■ Exercise instructions ■
Gather, from the data below, each line in which the word "color" occurs.

■ Task material ■
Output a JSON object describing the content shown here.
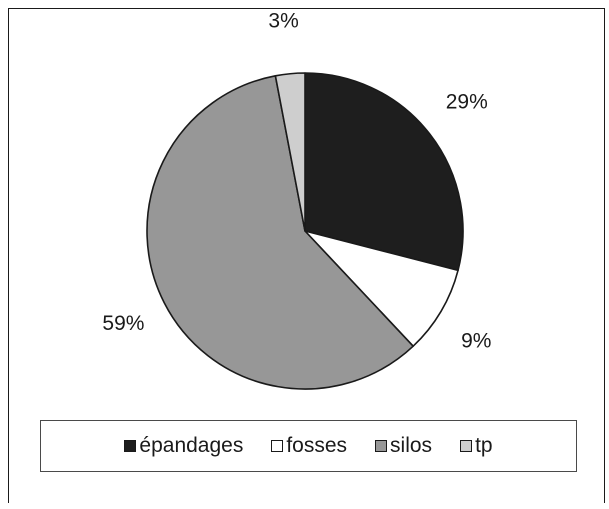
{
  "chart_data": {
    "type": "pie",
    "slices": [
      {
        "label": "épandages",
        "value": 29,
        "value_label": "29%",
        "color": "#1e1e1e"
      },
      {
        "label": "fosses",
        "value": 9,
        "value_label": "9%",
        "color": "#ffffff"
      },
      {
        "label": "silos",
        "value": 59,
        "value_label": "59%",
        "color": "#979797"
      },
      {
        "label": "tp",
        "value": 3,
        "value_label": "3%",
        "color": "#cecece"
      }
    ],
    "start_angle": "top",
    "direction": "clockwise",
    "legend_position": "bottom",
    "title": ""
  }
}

==

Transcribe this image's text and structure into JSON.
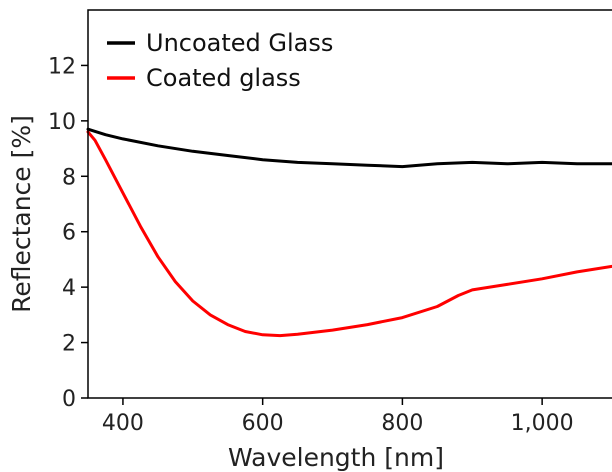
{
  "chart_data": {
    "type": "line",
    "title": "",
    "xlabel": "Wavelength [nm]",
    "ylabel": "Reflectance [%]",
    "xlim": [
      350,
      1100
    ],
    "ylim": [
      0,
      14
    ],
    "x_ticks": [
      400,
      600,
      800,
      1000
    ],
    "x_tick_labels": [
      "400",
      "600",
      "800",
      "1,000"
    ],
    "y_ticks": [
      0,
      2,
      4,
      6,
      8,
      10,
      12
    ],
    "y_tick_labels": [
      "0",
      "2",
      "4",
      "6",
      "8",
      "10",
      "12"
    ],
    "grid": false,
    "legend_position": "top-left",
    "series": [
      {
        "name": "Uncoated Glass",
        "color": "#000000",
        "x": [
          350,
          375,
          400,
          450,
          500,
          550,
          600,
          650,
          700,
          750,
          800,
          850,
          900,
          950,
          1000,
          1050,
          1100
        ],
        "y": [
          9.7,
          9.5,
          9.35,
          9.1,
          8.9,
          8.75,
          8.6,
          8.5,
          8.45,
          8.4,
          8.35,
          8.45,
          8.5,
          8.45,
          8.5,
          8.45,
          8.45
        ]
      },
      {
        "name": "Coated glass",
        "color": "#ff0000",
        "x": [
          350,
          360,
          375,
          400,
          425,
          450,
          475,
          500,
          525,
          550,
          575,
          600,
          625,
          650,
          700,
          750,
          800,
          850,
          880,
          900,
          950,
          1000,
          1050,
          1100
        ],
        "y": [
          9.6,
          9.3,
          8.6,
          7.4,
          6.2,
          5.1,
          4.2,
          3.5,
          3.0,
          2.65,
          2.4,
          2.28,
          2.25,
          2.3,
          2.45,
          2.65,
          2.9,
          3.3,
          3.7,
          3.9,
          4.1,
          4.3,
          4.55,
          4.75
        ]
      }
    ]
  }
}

■ Result ■
        "color": "#1e1e1e"
        "color": "#ffffff"
        "color": "#979797"
        "color": "#cecece"
        "color": "#000000",
        "color": "#ff0000",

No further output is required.